#### Extracted records
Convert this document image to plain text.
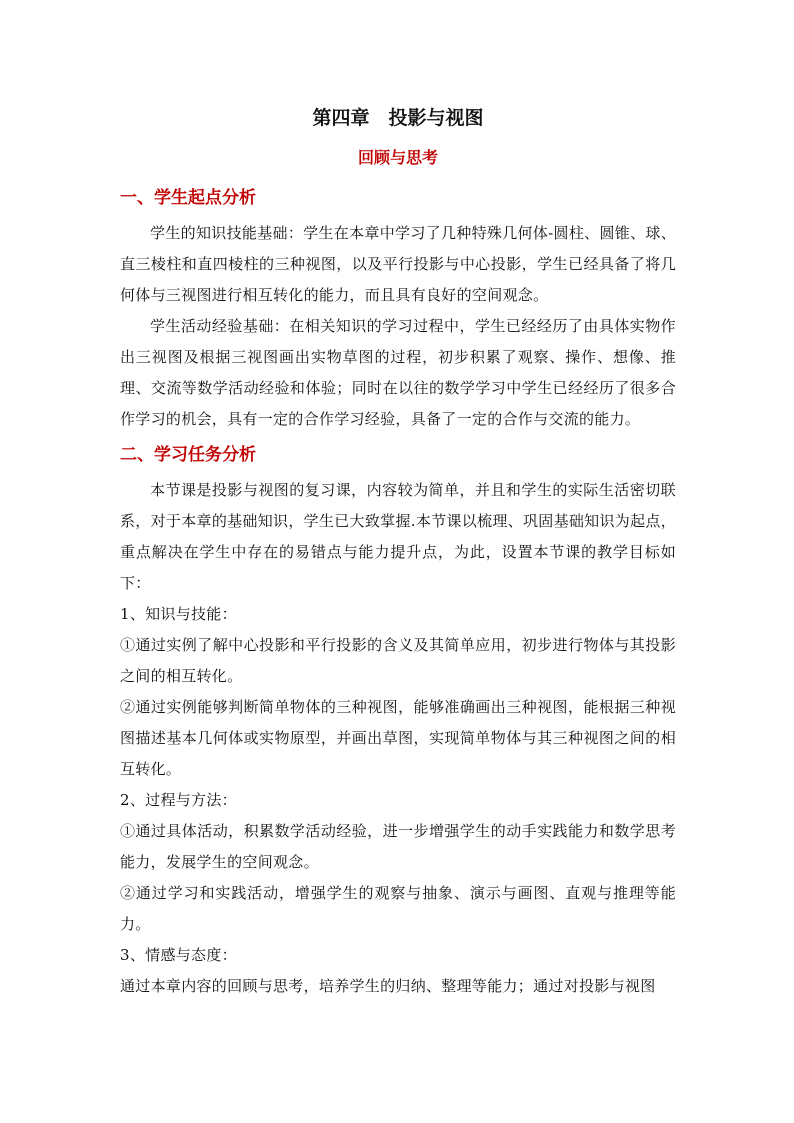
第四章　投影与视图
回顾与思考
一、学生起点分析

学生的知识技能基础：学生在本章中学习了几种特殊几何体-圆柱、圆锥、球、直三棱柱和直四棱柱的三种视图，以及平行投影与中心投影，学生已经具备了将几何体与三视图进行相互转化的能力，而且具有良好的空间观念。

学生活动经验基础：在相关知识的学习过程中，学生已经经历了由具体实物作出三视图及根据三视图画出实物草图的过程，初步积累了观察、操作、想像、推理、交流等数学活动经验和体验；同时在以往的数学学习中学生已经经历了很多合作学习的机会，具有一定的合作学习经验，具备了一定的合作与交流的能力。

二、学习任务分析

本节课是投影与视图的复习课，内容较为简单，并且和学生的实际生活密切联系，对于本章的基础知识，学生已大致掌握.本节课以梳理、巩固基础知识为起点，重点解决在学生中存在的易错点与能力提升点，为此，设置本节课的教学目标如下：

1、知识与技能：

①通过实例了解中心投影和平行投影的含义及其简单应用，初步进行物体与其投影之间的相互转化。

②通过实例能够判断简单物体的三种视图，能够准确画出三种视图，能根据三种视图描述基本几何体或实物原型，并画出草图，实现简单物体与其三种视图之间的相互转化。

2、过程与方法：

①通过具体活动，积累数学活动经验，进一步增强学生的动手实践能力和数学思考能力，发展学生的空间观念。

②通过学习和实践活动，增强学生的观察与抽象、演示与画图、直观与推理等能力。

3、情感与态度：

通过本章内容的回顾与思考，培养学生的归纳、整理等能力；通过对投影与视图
* * *
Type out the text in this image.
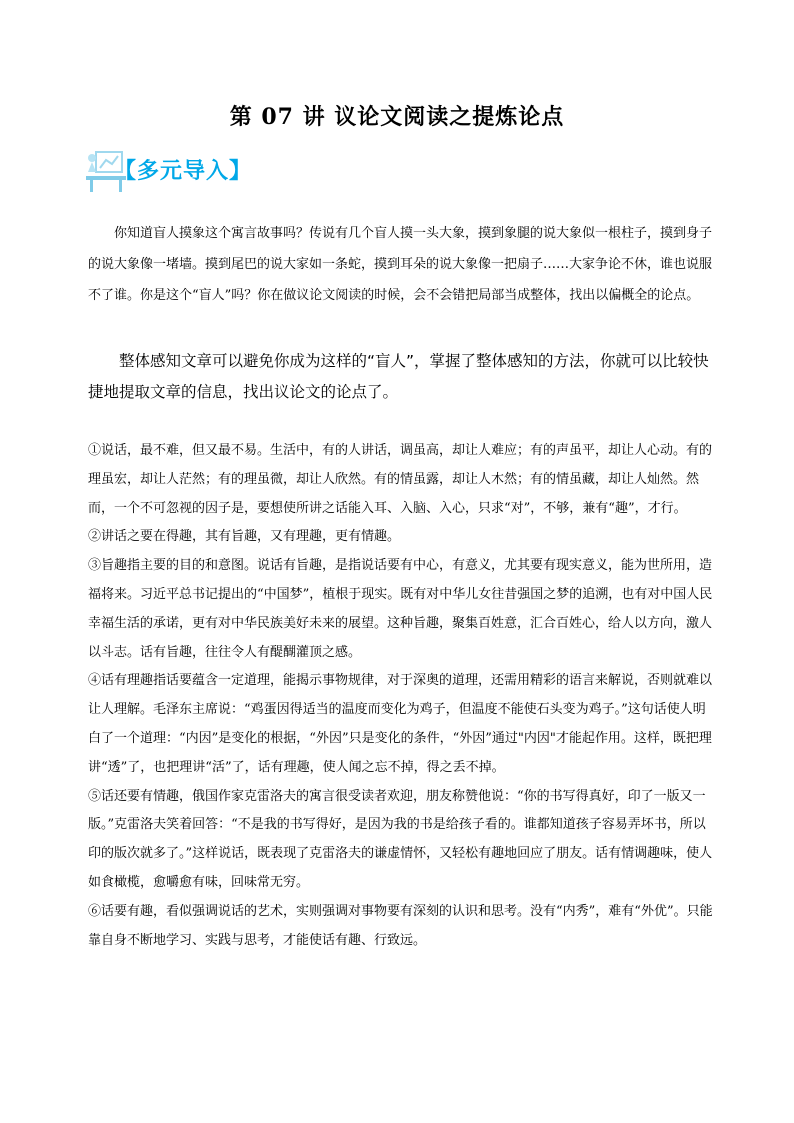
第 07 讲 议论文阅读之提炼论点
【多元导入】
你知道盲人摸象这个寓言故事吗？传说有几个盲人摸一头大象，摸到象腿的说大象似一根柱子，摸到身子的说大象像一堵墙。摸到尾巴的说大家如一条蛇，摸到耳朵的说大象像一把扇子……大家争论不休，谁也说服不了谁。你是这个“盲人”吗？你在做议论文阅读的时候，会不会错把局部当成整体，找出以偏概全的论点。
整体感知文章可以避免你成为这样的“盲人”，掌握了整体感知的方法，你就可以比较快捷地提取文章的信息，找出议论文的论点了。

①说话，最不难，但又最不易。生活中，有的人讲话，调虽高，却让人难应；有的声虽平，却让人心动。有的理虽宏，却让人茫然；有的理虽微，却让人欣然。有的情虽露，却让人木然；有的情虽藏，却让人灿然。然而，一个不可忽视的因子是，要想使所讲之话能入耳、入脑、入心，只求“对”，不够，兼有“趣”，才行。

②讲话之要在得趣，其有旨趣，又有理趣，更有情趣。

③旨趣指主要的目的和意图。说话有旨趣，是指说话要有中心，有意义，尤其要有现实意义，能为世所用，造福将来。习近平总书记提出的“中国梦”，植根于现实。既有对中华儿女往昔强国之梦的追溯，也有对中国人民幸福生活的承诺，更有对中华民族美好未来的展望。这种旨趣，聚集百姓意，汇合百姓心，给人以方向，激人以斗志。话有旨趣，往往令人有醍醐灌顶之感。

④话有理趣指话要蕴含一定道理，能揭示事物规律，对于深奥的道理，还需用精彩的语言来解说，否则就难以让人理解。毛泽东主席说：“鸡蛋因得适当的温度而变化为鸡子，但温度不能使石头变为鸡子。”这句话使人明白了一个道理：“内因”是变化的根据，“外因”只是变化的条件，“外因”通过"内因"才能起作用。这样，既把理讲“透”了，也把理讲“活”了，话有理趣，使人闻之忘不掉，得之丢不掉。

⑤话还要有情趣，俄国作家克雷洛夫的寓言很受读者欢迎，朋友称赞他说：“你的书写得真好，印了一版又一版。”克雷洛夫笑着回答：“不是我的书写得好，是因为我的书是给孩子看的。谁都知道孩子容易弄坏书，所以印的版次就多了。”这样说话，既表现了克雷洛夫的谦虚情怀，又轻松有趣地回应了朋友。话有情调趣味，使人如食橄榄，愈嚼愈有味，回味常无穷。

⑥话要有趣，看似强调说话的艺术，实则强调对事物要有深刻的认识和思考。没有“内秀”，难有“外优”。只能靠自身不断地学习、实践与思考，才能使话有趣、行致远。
--
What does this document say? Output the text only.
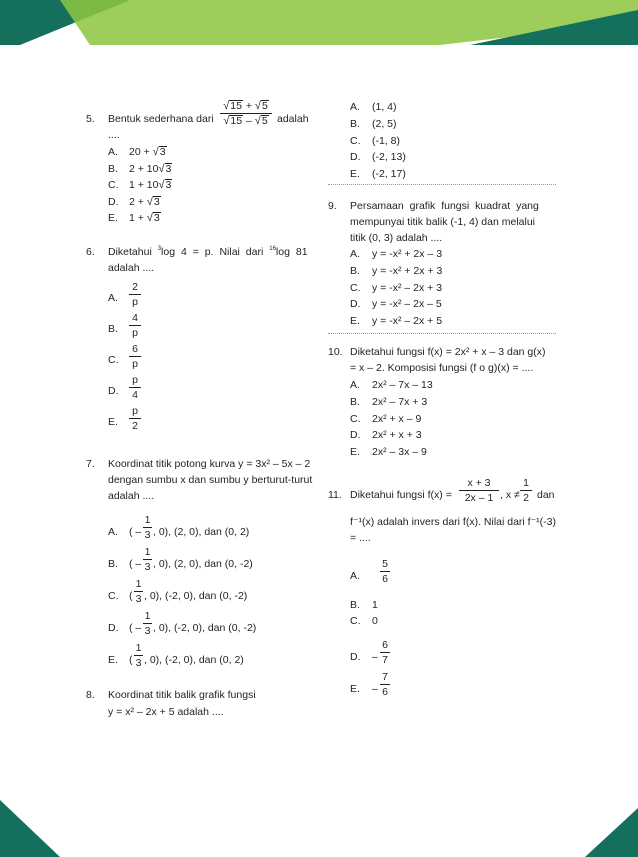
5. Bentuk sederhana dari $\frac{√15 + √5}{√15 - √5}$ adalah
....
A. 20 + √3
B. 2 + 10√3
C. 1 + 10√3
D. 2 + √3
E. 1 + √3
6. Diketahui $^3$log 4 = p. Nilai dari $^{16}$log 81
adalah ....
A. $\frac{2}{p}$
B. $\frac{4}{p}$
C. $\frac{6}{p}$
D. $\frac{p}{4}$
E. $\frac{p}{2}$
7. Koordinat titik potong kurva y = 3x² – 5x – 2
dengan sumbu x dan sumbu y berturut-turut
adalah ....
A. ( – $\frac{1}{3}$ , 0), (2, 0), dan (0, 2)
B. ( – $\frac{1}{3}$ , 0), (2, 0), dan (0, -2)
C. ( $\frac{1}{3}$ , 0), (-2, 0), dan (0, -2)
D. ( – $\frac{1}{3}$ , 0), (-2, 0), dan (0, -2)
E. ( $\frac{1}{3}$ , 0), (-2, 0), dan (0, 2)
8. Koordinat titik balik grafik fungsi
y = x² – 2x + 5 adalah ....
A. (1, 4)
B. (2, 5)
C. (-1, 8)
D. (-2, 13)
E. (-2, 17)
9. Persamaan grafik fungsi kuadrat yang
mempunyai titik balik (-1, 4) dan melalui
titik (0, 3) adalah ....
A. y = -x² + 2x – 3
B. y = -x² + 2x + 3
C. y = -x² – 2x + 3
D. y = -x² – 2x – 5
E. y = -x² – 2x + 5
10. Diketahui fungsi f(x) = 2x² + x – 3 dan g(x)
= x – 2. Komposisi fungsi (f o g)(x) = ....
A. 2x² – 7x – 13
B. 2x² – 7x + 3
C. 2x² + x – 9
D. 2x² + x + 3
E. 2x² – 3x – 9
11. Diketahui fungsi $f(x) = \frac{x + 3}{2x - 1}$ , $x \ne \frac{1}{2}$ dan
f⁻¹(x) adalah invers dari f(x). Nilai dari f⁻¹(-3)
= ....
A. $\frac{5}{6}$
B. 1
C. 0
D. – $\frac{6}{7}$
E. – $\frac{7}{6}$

#### Exercise aim
Look through the entries and return every line where "fungsi" appears.

#### Task solution
8. Koordinat titik balik grafik fungsi
9. Persamaan grafik fungsi kuadrat yang
10. Diketahui fungsi f(x) = 2x² + x – 3 dan g(x)
= x – 2. Komposisi fungsi (f o g)(x) = ....
11. Diketahui fungsi $f(x) = \frac{x + 3}{2x - 1}$ , $x \ne \frac{1}{2}$ dan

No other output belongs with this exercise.